* [The data]
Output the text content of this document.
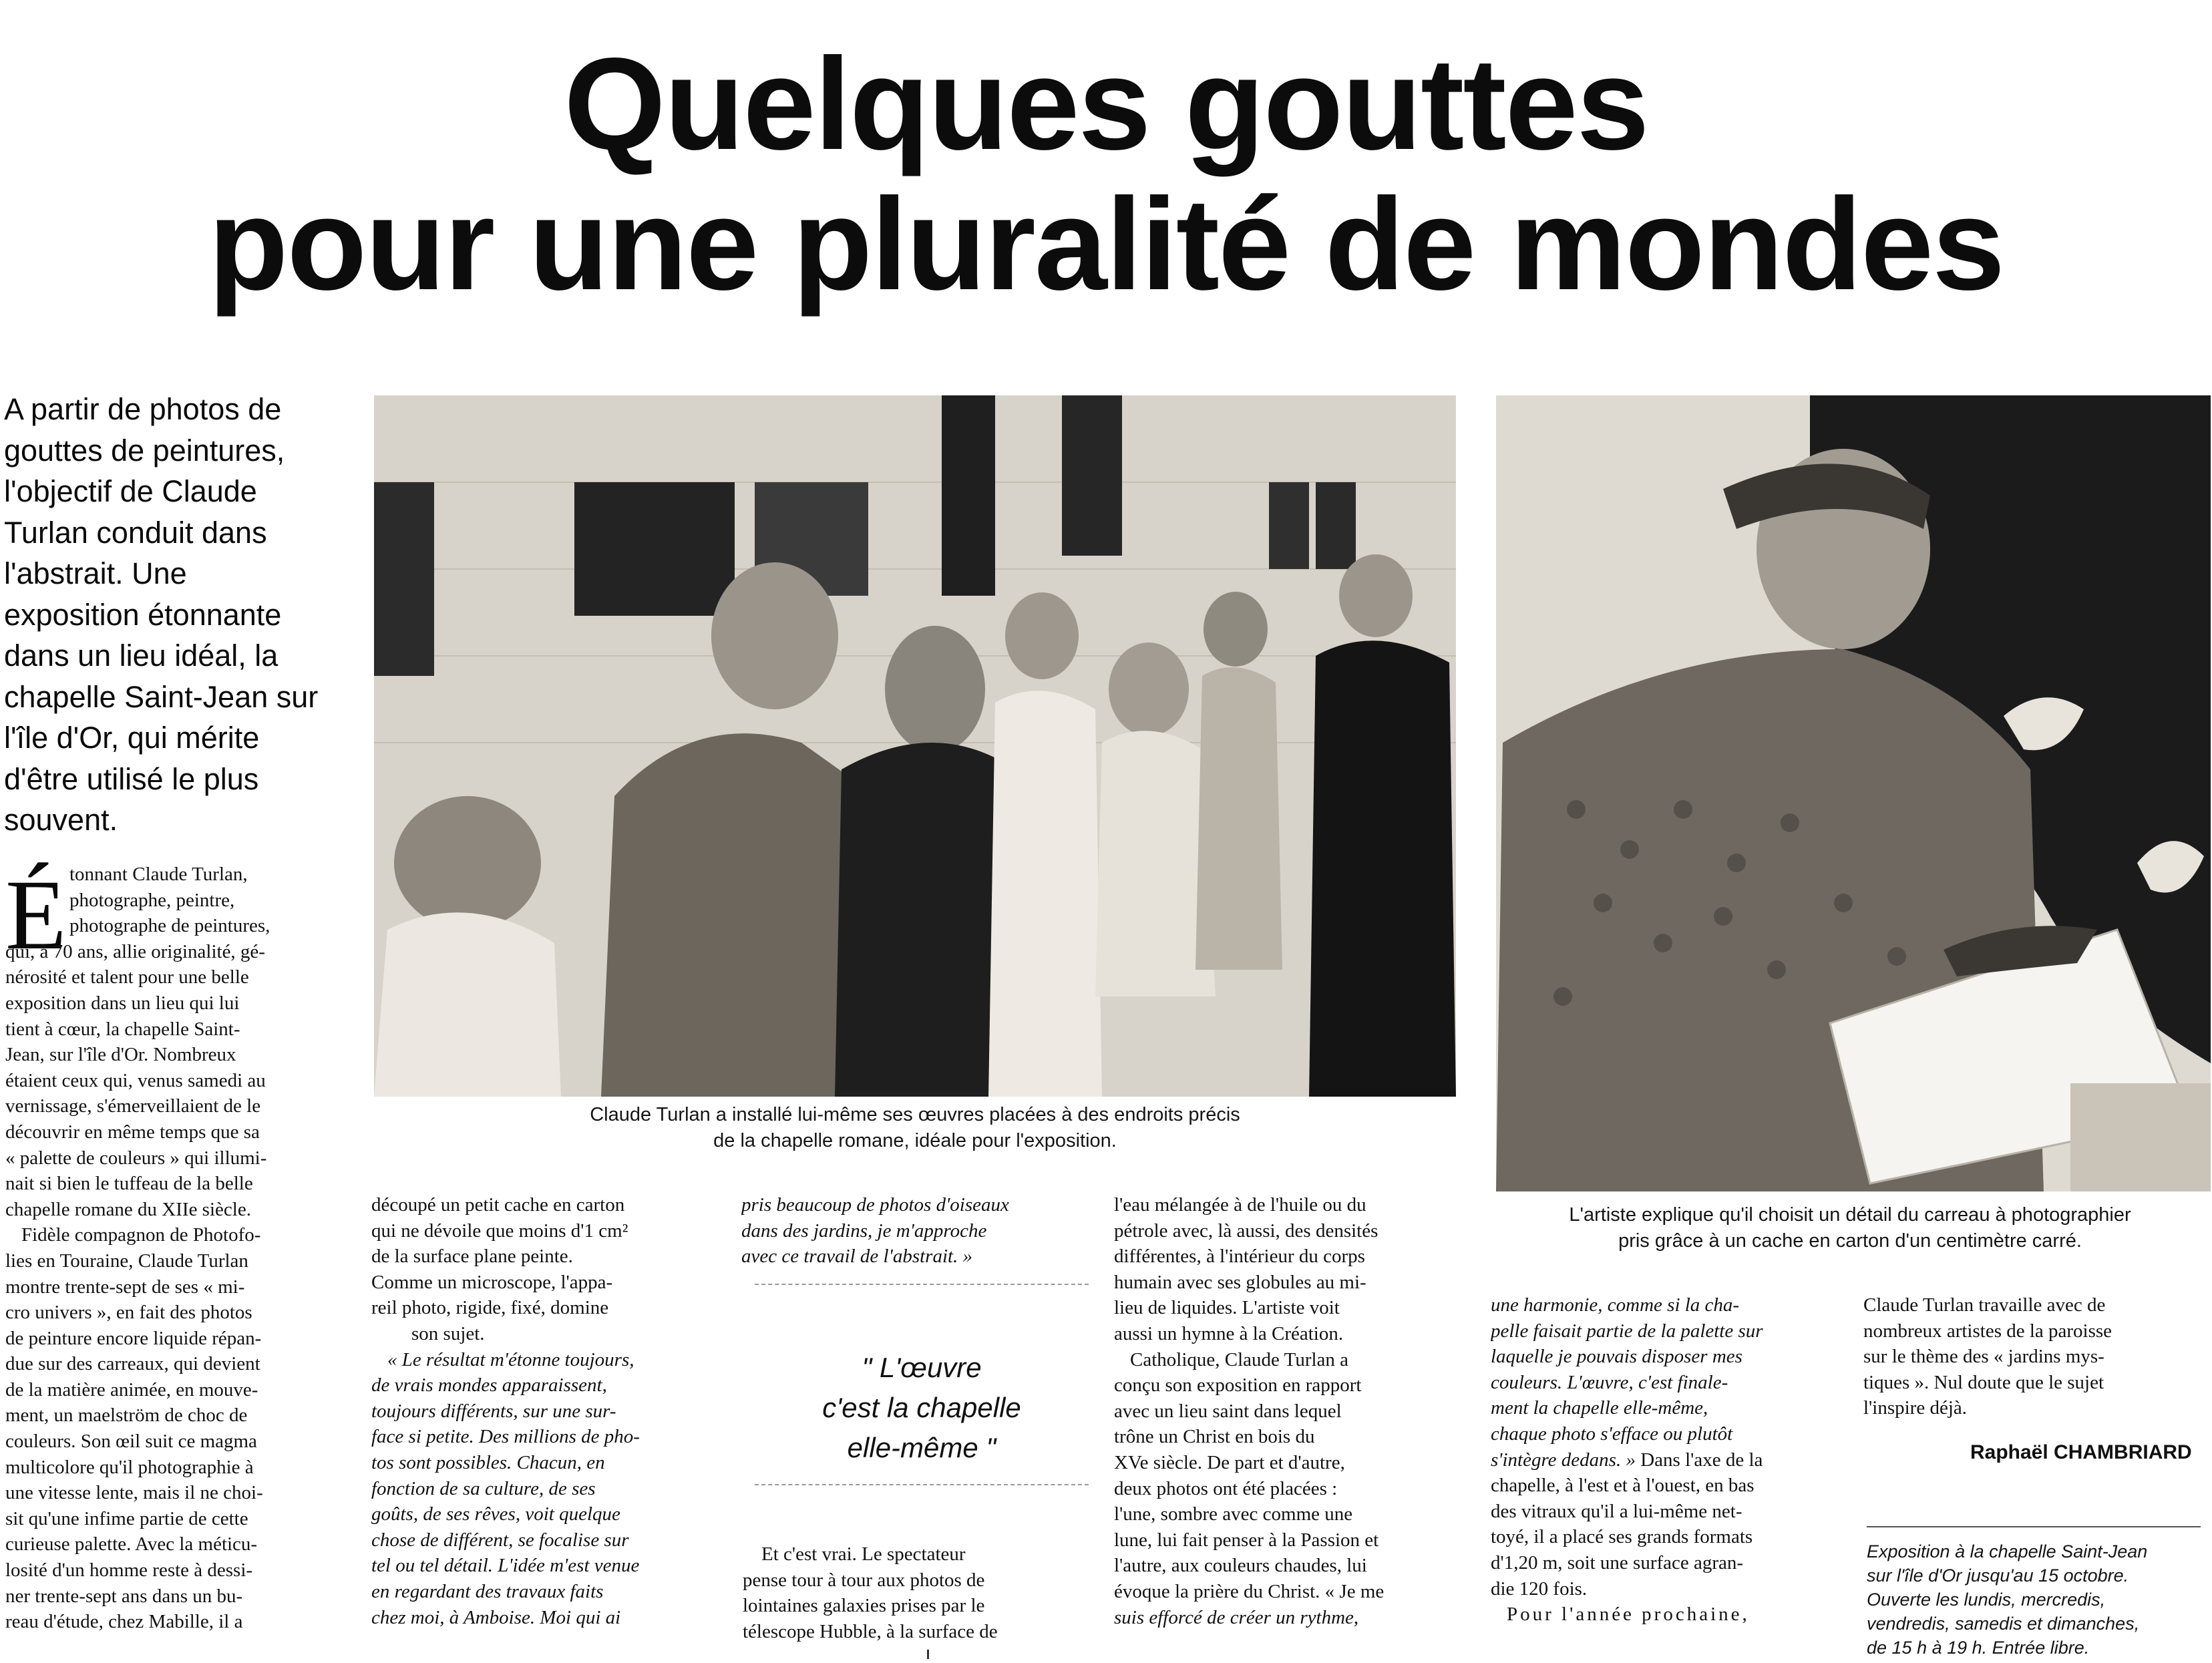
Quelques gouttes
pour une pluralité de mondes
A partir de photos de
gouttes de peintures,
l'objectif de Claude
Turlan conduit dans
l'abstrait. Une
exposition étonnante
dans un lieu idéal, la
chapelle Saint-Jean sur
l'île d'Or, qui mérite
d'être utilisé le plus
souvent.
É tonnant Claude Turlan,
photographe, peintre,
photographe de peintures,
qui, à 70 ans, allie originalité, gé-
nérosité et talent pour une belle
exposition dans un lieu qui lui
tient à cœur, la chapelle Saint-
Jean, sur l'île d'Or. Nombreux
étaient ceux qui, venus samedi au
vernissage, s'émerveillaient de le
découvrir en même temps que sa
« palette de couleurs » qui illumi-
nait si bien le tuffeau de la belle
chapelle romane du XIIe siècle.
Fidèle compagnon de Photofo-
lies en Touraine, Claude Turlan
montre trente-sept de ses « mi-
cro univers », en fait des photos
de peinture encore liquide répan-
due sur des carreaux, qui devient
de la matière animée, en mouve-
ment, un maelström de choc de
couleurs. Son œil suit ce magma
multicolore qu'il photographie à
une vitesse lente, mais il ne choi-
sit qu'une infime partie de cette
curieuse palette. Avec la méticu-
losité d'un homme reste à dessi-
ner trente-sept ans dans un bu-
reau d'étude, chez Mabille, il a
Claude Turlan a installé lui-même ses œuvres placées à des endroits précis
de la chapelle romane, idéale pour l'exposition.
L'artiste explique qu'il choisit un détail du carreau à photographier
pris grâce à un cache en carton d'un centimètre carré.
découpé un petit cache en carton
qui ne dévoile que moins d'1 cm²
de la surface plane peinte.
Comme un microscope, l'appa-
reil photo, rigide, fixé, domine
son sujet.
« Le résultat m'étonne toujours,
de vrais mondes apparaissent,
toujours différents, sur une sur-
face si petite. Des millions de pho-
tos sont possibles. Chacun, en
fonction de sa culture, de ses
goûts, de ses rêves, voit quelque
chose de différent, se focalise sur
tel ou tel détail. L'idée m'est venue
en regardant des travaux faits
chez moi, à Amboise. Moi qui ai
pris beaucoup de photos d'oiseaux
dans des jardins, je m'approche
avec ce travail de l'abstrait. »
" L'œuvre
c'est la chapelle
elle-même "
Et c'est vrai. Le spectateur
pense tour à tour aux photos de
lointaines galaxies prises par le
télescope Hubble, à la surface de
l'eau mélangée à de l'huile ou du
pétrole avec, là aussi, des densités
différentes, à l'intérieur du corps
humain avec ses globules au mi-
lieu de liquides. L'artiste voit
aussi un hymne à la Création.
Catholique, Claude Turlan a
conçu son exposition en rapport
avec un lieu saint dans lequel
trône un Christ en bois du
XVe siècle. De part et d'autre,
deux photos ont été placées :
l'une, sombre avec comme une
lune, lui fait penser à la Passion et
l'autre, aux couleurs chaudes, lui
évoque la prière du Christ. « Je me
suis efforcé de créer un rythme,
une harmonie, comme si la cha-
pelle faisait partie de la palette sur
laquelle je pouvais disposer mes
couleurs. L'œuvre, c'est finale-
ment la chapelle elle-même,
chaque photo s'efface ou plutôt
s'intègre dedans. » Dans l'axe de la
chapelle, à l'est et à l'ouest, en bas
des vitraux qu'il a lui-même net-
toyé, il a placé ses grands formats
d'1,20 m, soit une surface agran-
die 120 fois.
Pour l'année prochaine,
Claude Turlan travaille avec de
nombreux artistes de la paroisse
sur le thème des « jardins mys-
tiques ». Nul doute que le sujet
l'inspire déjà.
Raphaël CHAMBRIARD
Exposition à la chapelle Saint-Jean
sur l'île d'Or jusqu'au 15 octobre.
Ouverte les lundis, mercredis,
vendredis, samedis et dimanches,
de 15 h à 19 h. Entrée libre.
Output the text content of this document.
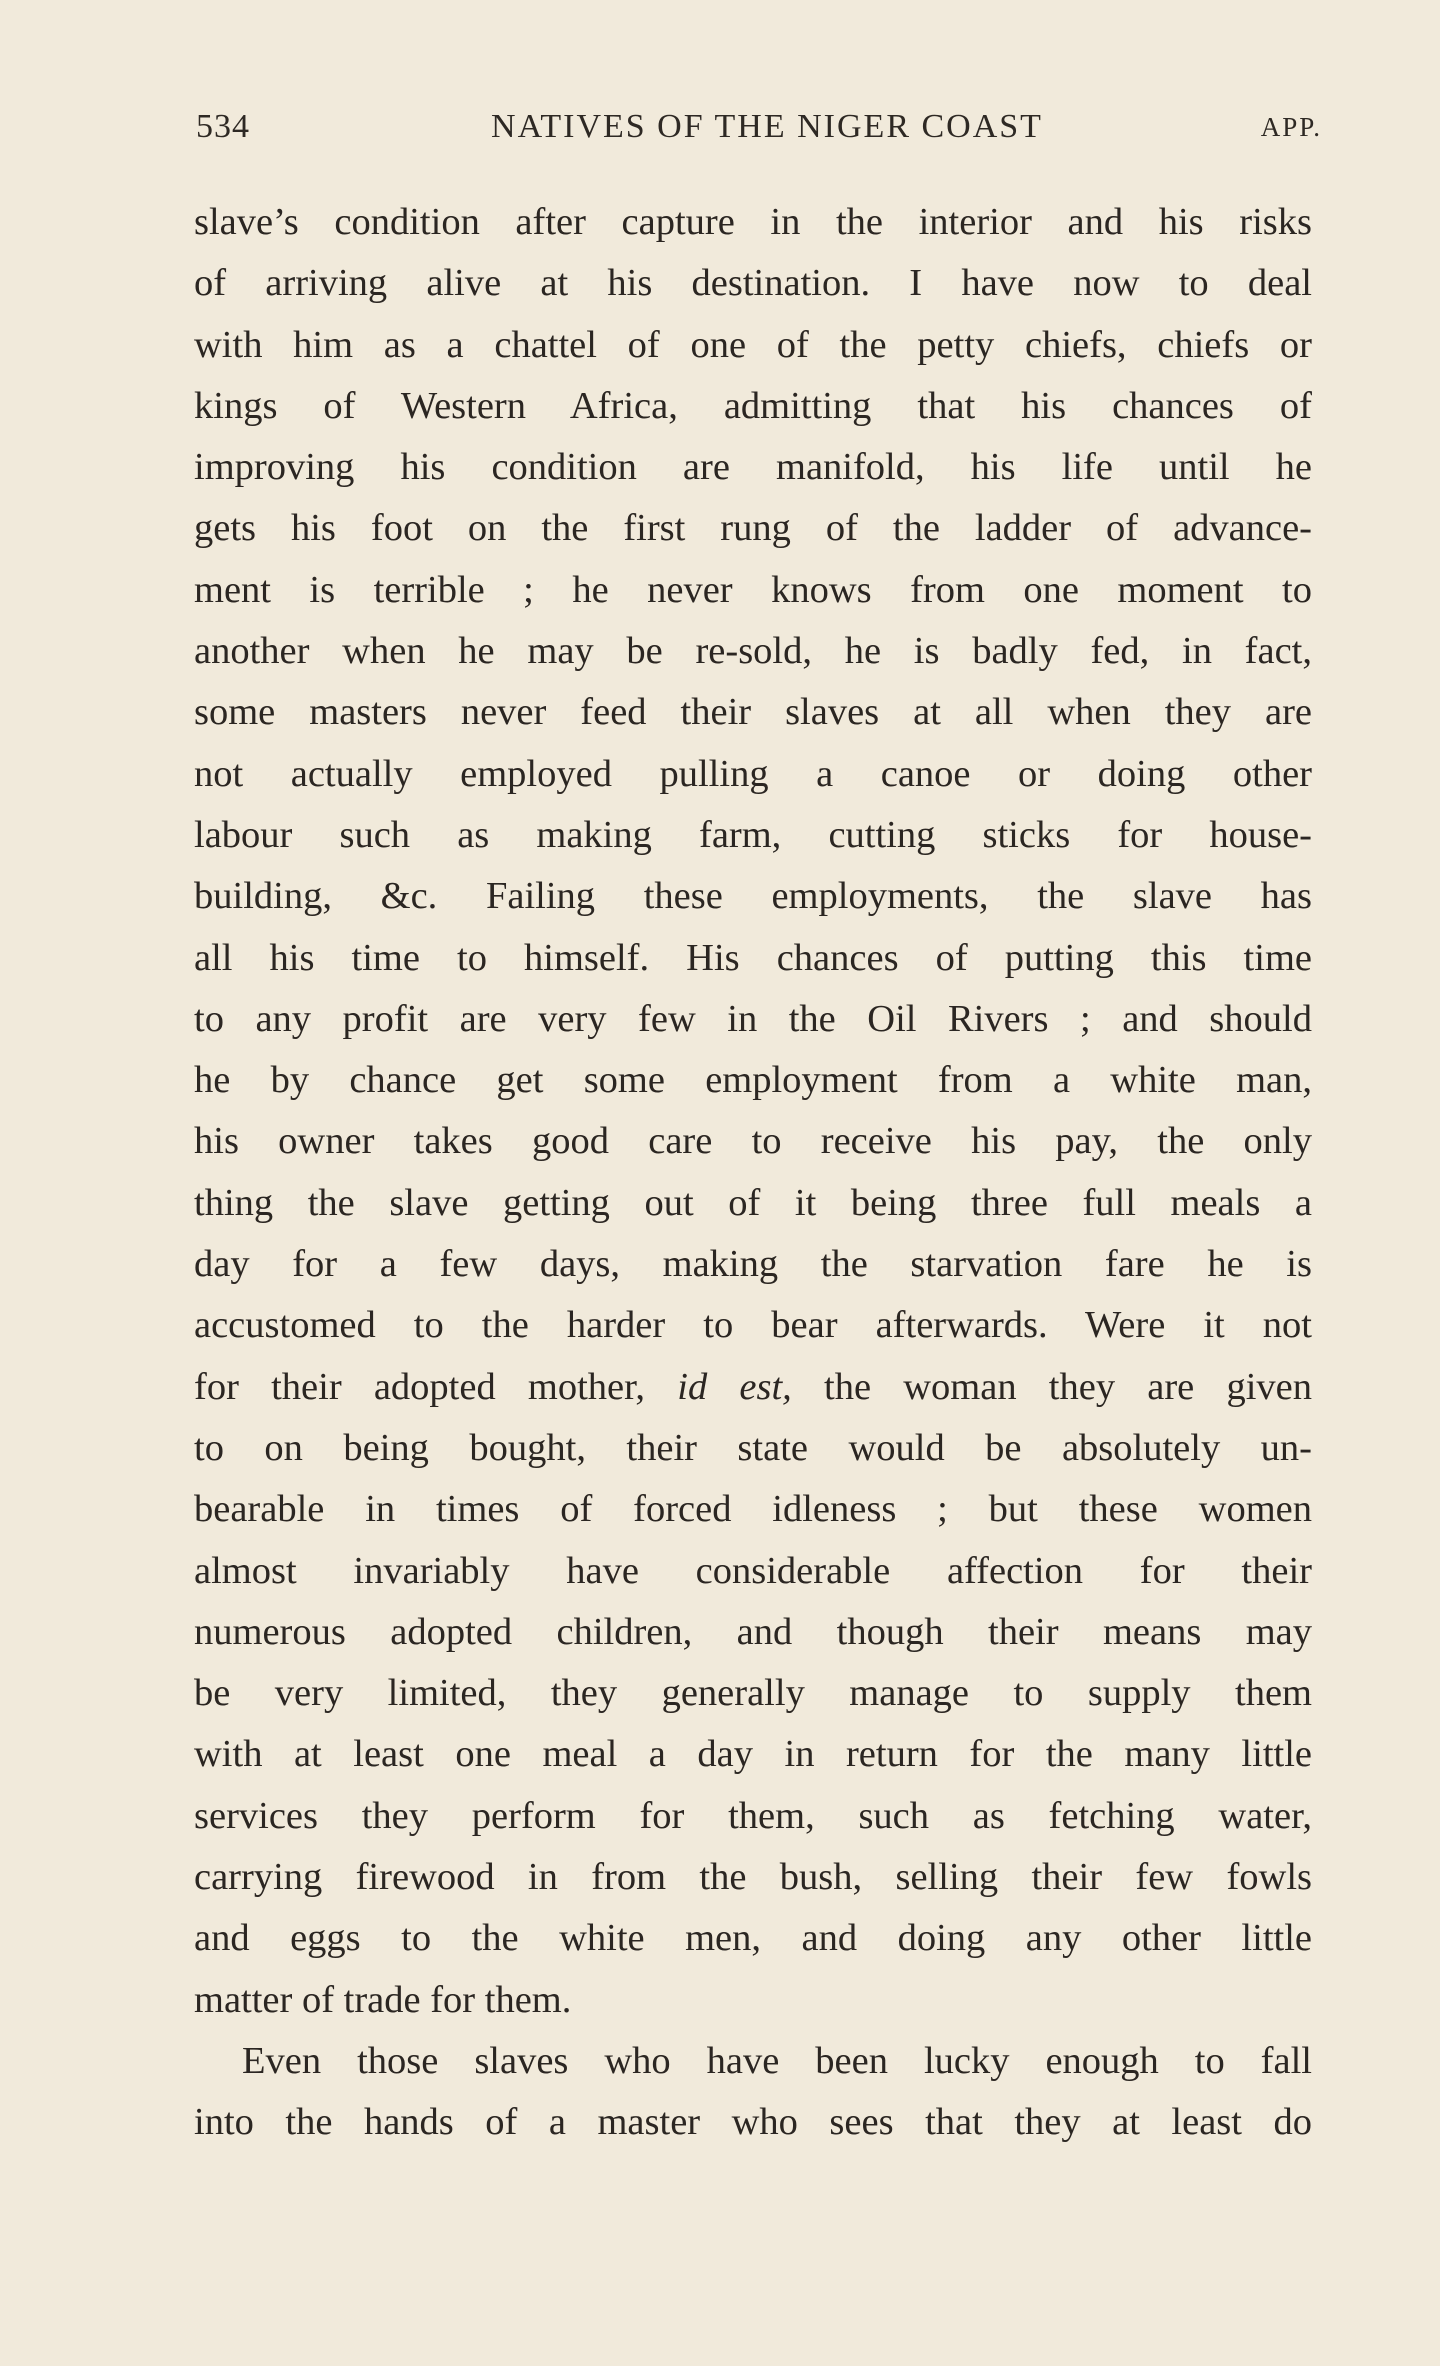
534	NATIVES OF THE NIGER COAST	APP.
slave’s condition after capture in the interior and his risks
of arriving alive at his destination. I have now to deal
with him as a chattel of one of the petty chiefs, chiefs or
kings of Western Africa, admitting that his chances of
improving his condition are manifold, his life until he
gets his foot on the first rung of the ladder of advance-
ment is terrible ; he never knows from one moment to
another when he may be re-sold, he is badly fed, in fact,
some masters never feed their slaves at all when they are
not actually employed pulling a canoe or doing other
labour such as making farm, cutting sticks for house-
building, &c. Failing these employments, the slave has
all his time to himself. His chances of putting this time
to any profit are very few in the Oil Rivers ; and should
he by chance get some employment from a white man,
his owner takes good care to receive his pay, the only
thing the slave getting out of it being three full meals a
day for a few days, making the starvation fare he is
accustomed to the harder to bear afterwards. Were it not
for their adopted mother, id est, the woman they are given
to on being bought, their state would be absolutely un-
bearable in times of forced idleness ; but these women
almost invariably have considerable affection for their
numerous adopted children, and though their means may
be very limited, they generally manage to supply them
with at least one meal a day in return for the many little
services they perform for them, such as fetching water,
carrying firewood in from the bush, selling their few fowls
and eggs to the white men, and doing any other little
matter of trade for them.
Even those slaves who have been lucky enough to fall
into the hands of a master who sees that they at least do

* [Work to do] Without the pictures, transcribe the listing above exactly.

* [Written reply]
Output the text content of this document.
Quelques gouttes
pour une pluralité de mondes
A partir de photos de
gouttes de peintures,
l'objectif de Claude
Turlan conduit dans
l'abstrait. Une
exposition étonnante
dans un lieu idéal, la
chapelle Saint-Jean sur
l'île d'Or, qui mérite
d'être utilisé le plus
souvent.
É tonnant Claude Turlan,
photographe, peintre,
photographe de peintures,
qui, à 70 ans, allie originalité, gé-
nérosité et talent pour une belle
exposition dans un lieu qui lui
tient à cœur, la chapelle Saint-
Jean, sur l'île d'Or. Nombreux
étaient ceux qui, venus samedi au
vernissage, s'émerveillaient de le
découvrir en même temps que sa
« palette de couleurs » qui illumi-
nait si bien le tuffeau de la belle
chapelle romane du XIIe siècle.
Fidèle compagnon de Photofo-
lies en Touraine, Claude Turlan
montre trente-sept de ses « mi-
cro univers », en fait des photos
de peinture encore liquide répan-
due sur des carreaux, qui devient
de la matière animée, en mouve-
ment, un maelström de choc de
couleurs. Son œil suit ce magma
multicolore qu'il photographie à
une vitesse lente, mais il ne choi-
sit qu'une infime partie de cette
curieuse palette. Avec la méticu-
losité d'un homme reste à dessi-
ner trente-sept ans dans un bu-
reau d'étude, chez Mabille, il a
Claude Turlan a installé lui-même ses œuvres placées à des endroits précis
de la chapelle romane, idéale pour l'exposition.
L'artiste explique qu'il choisit un détail du carreau à photographier
pris grâce à un cache en carton d'un centimètre carré.
découpé un petit cache en carton
qui ne dévoile que moins d'1 cm²
de la surface plane peinte.
Comme un microscope, l'appa-
reil photo, rigide, fixé, domine
son sujet.
« Le résultat m'étonne toujours,
de vrais mondes apparaissent,
toujours différents, sur une sur-
face si petite. Des millions de pho-
tos sont possibles. Chacun, en
fonction de sa culture, de ses
goûts, de ses rêves, voit quelque
chose de différent, se focalise sur
tel ou tel détail. L'idée m'est venue
en regardant des travaux faits
chez moi, à Amboise. Moi qui ai
pris beaucoup de photos d'oiseaux
dans des jardins, je m'approche
avec ce travail de l'abstrait. »
" L'œuvre
c'est la chapelle
elle-même "
Et c'est vrai. Le spectateur
pense tour à tour aux photos de
lointaines galaxies prises par le
télescope Hubble, à la surface de
l'eau mélangée à de l'huile ou du
pétrole avec, là aussi, des densités
différentes, à l'intérieur du corps
humain avec ses globules au mi-
lieu de liquides. L'artiste voit
aussi un hymne à la Création.
Catholique, Claude Turlan a
conçu son exposition en rapport
avec un lieu saint dans lequel
trône un Christ en bois du
XVe siècle. De part et d'autre,
deux photos ont été placées :
l'une, sombre avec comme une
lune, lui fait penser à la Passion et
l'autre, aux couleurs chaudes, lui
évoque la prière du Christ. « Je me
suis efforcé de créer un rythme,
une harmonie, comme si la cha-
pelle faisait partie de la palette sur
laquelle je pouvais disposer mes
couleurs. L'œuvre, c'est finale-
ment la chapelle elle-même,
chaque photo s'efface ou plutôt
s'intègre dedans. » Dans l'axe de la
chapelle, à l'est et à l'ouest, en bas
des vitraux qu'il a lui-même net-
toyé, il a placé ses grands formats
d'1,20 m, soit une surface agran-
die 120 fois.
Pour l'année prochaine,
Claude Turlan travaille avec de
nombreux artistes de la paroisse
sur le thème des « jardins mys-
tiques ». Nul doute que le sujet
l'inspire déjà.
Raphaël CHAMBRIARD
Exposition à la chapelle Saint-Jean
sur l'île d'Or jusqu'au 15 octobre.
Ouverte les lundis, mercredis,
vendredis, samedis et dimanches,
de 15 h à 19 h. Entrée libre.
Output the text content of this document.
534	NATIVES OF THE NIGER COAST	APP.
slave’s condition after capture in the interior and his risks
of arriving alive at his destination. I have now to deal
with him as a chattel of one of the petty chiefs, chiefs or
kings of Western Africa, admitting that his chances of
improving his condition are manifold, his life until he
gets his foot on the first rung of the ladder of advance-
ment is terrible ; he never knows from one moment to
another when he may be re-sold, he is badly fed, in fact,
some masters never feed their slaves at all when they are
not actually employed pulling a canoe or doing other
labour such as making farm, cutting sticks for house-
building, &c. Failing these employments, the slave has
all his time to himself. His chances of putting this time
to any profit are very few in the Oil Rivers ; and should
he by chance get some employment from a white man,
his owner takes good care to receive his pay, the only
thing the slave getting out of it being three full meals a
day for a few days, making the starvation fare he is
accustomed to the harder to bear afterwards. Were it not
for their adopted mother, id est, the woman they are given
to on being bought, their state would be absolutely un-
bearable in times of forced idleness ; but these women
almost invariably have considerable affection for their
numerous adopted children, and though their means may
be very limited, they generally manage to supply them
with at least one meal a day in return for the many little
services they perform for them, such as fetching water,
carrying firewood in from the bush, selling their few fowls
and eggs to the white men, and doing any other little
matter of trade for them.
Even those slaves who have been lucky enough to fall
into the hands of a master who sees that they at least do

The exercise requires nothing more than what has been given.